Print all the entries verbatim.

▶ _Provided records_:
-----
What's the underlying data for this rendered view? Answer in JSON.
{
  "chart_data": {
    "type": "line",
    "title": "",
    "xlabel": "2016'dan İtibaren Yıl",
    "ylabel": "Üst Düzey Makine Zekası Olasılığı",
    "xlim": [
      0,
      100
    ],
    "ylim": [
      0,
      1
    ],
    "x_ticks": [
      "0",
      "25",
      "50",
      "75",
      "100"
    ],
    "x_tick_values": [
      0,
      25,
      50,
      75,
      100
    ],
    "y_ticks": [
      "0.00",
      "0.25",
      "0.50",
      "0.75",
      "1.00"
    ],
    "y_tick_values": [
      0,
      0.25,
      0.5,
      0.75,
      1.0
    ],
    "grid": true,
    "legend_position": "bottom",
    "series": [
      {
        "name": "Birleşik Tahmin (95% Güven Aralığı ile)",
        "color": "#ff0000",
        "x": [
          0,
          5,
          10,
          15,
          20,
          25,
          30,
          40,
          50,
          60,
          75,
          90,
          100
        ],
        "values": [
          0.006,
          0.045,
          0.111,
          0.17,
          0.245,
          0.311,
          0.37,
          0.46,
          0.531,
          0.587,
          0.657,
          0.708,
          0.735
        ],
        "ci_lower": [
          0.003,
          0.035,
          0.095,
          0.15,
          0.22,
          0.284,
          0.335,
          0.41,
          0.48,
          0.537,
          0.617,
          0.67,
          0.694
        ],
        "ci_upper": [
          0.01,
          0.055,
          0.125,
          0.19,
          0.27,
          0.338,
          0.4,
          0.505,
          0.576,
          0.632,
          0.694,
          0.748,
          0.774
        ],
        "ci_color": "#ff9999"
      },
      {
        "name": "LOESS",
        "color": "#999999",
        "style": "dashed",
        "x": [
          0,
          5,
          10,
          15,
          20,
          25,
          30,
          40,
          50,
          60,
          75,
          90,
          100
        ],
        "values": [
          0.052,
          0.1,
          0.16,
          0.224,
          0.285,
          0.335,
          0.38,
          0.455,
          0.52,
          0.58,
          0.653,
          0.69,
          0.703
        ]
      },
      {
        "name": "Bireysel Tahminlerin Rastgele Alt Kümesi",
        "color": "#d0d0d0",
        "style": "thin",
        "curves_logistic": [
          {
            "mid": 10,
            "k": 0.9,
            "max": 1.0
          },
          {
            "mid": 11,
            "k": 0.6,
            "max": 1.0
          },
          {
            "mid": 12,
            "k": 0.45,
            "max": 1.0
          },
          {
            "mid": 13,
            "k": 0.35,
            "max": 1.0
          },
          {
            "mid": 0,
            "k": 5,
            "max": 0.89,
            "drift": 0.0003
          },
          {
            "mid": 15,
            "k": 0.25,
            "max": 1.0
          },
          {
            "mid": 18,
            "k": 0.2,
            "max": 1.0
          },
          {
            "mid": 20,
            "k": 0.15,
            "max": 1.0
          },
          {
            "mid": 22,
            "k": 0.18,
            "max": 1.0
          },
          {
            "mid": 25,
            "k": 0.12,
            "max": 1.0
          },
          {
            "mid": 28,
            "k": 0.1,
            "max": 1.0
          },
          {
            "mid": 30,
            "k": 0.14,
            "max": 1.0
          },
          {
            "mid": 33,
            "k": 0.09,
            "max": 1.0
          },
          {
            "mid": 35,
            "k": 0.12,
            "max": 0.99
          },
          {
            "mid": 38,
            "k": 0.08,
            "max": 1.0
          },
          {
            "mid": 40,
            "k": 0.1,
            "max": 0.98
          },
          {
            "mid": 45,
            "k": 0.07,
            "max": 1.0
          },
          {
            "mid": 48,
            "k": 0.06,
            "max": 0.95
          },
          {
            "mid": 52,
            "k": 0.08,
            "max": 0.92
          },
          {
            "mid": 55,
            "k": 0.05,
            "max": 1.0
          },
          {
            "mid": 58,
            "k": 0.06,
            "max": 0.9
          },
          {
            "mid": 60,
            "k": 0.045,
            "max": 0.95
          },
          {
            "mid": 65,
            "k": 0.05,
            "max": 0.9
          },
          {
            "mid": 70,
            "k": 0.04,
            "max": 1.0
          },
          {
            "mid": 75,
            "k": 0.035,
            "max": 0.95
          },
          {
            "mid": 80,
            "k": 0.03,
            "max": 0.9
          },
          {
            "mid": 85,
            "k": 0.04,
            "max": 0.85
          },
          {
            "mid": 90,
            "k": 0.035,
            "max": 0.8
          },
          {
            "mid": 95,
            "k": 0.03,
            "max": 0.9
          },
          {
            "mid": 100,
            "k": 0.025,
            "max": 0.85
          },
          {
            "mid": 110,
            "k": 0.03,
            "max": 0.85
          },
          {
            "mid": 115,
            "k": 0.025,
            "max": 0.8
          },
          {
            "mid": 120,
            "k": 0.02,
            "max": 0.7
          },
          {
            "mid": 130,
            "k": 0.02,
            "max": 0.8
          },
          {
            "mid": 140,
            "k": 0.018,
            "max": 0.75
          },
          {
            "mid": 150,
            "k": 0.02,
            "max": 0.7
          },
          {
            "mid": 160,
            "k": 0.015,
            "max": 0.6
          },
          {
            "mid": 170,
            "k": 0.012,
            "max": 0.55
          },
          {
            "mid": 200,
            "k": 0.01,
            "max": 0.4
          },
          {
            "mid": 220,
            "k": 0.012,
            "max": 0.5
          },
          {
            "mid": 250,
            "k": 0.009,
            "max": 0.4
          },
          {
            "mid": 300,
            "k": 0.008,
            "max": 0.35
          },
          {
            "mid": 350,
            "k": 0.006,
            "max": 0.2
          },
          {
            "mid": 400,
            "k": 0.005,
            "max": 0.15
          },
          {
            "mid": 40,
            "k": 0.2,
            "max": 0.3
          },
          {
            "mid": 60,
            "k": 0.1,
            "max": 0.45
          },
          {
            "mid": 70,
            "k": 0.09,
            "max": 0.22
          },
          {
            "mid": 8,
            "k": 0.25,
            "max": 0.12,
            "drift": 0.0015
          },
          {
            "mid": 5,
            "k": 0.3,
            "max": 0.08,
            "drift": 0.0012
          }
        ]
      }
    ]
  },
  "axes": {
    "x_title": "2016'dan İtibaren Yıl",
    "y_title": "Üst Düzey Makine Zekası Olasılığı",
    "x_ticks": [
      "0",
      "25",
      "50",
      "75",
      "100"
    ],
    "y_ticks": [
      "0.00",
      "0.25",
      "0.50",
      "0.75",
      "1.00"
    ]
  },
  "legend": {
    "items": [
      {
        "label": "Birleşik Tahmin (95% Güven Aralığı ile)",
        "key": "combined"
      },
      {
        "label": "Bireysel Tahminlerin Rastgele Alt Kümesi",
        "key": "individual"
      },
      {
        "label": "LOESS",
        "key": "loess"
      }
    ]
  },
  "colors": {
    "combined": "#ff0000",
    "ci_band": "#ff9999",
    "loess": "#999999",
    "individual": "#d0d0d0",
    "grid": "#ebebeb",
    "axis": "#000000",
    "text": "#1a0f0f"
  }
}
-----
▶ _The solution_:
What's the underlying data for this rendered view? Answer in JSON.
{
  "chart_data": {
    "type": "line",
    "title": "",
    "xlabel": "2016'dan İtibaren Yıl",
    "ylabel": "Üst Düzey Makine Zekası Olasılığı",
    "xlim": [
      0,
      100
    ],
    "ylim": [
      0,
      1
    ],
    "x_ticks": [
      "0",
      "25",
      "50",
      "75",
      "100"
    ],
    "x_tick_values": [
      0,
      25,
      50,
      75,
      100
    ],
    "y_ticks": [
      "0.00",
      "0.25",
      "0.50",
      "0.75",
      "1.00"
    ],
    "y_tick_values": [
      0,
      0.25,
      0.5,
      0.75,
      1.0
    ],
    "grid": true,
    "legend_position": "bottom",
    "series": [
      {
        "name": "Birleşik Tahmin (95% Güven Aralığı ile)",
        "color": "#ff0000",
        "x": [
          0,
          5,
          10,
          15,
          20,
          25,
          30,
          40,
          50,
          60,
          75,
          90,
          100
        ],
        "values": [
          0.006,
          0.045,
          0.111,
          0.17,
          0.245,
          0.311,
          0.37,
          0.46,
          0.531,
          0.587,
          0.657,
          0.708,
          0.735
        ],
        "ci_lower": [
          0.003,
          0.035,
          0.095,
          0.15,
          0.22,
          0.284,
          0.335,
          0.41,
          0.48,
          0.537,
          0.617,
          0.67,
          0.694
        ],
        "ci_upper": [
          0.01,
          0.055,
          0.125,
          0.19,
          0.27,
          0.338,
          0.4,
          0.505,
          0.576,
          0.632,
          0.694,
          0.748,
          0.774
        ],
        "ci_color": "#ff9999"
      },
      {
        "name": "LOESS",
        "color": "#999999",
        "style": "dashed",
        "x": [
          0,
          5,
          10,
          15,
          20,
          25,
          30,
          40,
          50,
          60,
          75,
          90,
          100
        ],
        "values": [
          0.052,
          0.1,
          0.16,
          0.224,
          0.285,
          0.335,
          0.38,
          0.455,
          0.52,
          0.58,
          0.653,
          0.69,
          0.703
        ]
      },
      {
        "name": "Bireysel Tahminlerin Rastgele Alt Kümesi",
        "color": "#d0d0d0",
        "style": "thin",
        "curves_logistic": [
          {
            "mid": 10,
            "k": 0.9,
            "max": 1.0
          },
          {
            "mid": 11,
            "k": 0.6,
            "max": 1.0
          },
          {
            "mid": 12,
            "k": 0.45,
            "max": 1.0
          },
          {
            "mid": 13,
            "k": 0.35,
            "max": 1.0
          },
          {
            "mid": 0,
            "k": 5,
            "max": 0.89,
            "drift": 0.0003
          },
          {
            "mid": 15,
            "k": 0.25,
            "max": 1.0
          },
          {
            "mid": 18,
            "k": 0.2,
            "max": 1.0
          },
          {
            "mid": 20,
            "k": 0.15,
            "max": 1.0
          },
          {
            "mid": 22,
            "k": 0.18,
            "max": 1.0
          },
          {
            "mid": 25,
            "k": 0.12,
            "max": 1.0
          },
          {
            "mid": 28,
            "k": 0.1,
            "max": 1.0
          },
          {
            "mid": 30,
            "k": 0.14,
            "max": 1.0
          },
          {
            "mid": 33,
            "k": 0.09,
            "max": 1.0
          },
          {
            "mid": 35,
            "k": 0.12,
            "max": 0.99
          },
          {
            "mid": 38,
            "k": 0.08,
            "max": 1.0
          },
          {
            "mid": 40,
            "k": 0.1,
            "max": 0.98
          },
          {
            "mid": 45,
            "k": 0.07,
            "max": 1.0
          },
          {
            "mid": 48,
            "k": 0.06,
            "max": 0.95
          },
          {
            "mid": 52,
            "k": 0.08,
            "max": 0.92
          },
          {
            "mid": 55,
            "k": 0.05,
            "max": 1.0
          },
          {
            "mid": 58,
            "k": 0.06,
            "max": 0.9
          },
          {
            "mid": 60,
            "k": 0.045,
            "max": 0.95
          },
          {
            "mid": 65,
            "k": 0.05,
            "max": 0.9
          },
          {
            "mid": 70,
            "k": 0.04,
            "max": 1.0
          },
          {
            "mid": 75,
            "k": 0.035,
            "max": 0.95
          },
          {
            "mid": 80,
            "k": 0.03,
            "max": 0.9
          },
          {
            "mid": 85,
            "k": 0.04,
            "max": 0.85
          },
          {
            "mid": 90,
            "k": 0.035,
            "max": 0.8
          },
          {
            "mid": 95,
            "k": 0.03,
            "max": 0.9
          },
          {
            "mid": 100,
            "k": 0.025,
            "max": 0.85
          },
          {
            "mid": 110,
            "k": 0.03,
            "max": 0.85
          },
          {
            "mid": 115,
            "k": 0.025,
            "max": 0.8
          },
          {
            "mid": 120,
            "k": 0.02,
            "max": 0.7
          },
          {
            "mid": 130,
            "k": 0.02,
            "max": 0.8
          },
          {
            "mid": 140,
            "k": 0.018,
            "max": 0.75
          },
          {
            "mid": 150,
            "k": 0.02,
            "max": 0.7
          },
          {
            "mid": 160,
            "k": 0.015,
            "max": 0.6
          },
          {
            "mid": 170,
            "k": 0.012,
            "max": 0.55
          },
          {
            "mid": 200,
            "k": 0.01,
            "max": 0.4
          },
          {
            "mid": 220,
            "k": 0.012,
            "max": 0.5
          },
          {
            "mid": 250,
            "k": 0.009,
            "max": 0.4
          },
          {
            "mid": 300,
            "k": 0.008,
            "max": 0.35
          },
          {
            "mid": 350,
            "k": 0.006,
            "max": 0.2
          },
          {
            "mid": 400,
            "k": 0.005,
            "max": 0.15
          },
          {
            "mid": 40,
            "k": 0.2,
            "max": 0.3
          },
          {
            "mid": 60,
            "k": 0.1,
            "max": 0.45
          },
          {
            "mid": 70,
            "k": 0.09,
            "max": 0.22
          },
          {
            "mid": 8,
            "k": 0.25,
            "max": 0.12,
            "drift": 0.0015
          },
          {
            "mid": 5,
            "k": 0.3,
            "max": 0.08,
            "drift": 0.0012
          }
        ]
      }
    ]
  },
  "axes": {
    "x_title": "2016'dan İtibaren Yıl",
    "y_title": "Üst Düzey Makine Zekası Olasılığı",
    "x_ticks": [
      "0",
      "25",
      "50",
      "75",
      "100"
    ],
    "y_ticks": [
      "0.00",
      "0.25",
      "0.50",
      "0.75",
      "1.00"
    ]
  },
  "legend": {
    "items": [
      {
        "label": "Birleşik Tahmin (95% Güven Aralığı ile)",
        "key": "combined"
      },
      {
        "label": "Bireysel Tahminlerin Rastgele Alt Kümesi",
        "key": "individual"
      },
      {
        "label": "LOESS",
        "key": "loess"
      }
    ]
  },
  "colors": {
    "combined": "#ff0000",
    "ci_band": "#ff9999",
    "loess": "#999999",
    "individual": "#d0d0d0",
    "grid": "#ebebeb",
    "axis": "#000000",
    "text": "#1a0f0f"
  }
}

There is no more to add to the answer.